* BEGIN Extracted information *

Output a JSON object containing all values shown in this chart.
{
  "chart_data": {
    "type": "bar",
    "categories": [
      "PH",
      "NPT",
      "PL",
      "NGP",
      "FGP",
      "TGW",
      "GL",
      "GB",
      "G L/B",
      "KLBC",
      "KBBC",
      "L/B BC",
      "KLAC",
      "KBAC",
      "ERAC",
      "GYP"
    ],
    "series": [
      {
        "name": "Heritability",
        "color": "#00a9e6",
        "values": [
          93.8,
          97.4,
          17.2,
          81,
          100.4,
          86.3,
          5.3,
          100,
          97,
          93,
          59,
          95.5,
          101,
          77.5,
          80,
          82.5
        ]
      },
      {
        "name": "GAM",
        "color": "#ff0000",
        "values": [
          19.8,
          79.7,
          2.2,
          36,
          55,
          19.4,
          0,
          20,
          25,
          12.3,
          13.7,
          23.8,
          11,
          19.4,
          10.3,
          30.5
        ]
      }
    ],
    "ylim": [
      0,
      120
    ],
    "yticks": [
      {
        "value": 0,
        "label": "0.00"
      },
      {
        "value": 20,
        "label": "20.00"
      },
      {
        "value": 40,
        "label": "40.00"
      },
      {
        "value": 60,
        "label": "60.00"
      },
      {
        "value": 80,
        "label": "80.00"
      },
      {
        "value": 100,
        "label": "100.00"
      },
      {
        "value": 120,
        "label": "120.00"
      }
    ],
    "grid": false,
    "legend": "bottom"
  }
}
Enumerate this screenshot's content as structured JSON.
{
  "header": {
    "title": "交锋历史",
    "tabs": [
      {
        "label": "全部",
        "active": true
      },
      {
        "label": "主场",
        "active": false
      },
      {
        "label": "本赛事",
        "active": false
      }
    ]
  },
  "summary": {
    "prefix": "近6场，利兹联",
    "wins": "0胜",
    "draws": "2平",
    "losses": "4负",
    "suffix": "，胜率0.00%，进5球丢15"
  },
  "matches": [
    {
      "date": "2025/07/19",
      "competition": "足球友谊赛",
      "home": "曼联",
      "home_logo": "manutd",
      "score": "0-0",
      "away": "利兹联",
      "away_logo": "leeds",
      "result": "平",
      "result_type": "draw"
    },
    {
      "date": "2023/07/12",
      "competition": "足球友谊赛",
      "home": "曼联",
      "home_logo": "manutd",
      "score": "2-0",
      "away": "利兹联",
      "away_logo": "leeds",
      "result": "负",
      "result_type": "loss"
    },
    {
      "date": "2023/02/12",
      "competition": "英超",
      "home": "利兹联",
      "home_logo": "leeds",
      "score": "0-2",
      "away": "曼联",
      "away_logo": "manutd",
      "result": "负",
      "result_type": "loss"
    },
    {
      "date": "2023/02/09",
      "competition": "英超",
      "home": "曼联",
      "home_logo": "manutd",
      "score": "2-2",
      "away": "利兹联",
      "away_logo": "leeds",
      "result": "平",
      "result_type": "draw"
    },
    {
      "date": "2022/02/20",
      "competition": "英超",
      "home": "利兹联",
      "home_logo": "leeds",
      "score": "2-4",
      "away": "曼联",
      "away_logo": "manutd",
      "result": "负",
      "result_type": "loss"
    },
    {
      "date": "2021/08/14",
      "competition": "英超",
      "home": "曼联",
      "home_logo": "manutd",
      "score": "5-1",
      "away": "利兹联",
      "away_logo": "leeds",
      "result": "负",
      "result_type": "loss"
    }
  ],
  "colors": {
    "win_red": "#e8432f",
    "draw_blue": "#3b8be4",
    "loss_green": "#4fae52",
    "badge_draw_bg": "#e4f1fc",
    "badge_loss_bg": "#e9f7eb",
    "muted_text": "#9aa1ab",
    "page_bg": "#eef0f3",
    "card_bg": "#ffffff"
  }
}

* END Extracted information *

[The request] Each line that holds the word "label" should be extracted from the records.

[Completed task]
        "label": "0.00"
        "label": "20.00"
        "label": "40.00"
        "label": "60.00"
        "label": "80.00"
        "label": "100.00"
        "label": "120.00"
        "label": "全部",
        "label": "主场",
        "label": "本赛事",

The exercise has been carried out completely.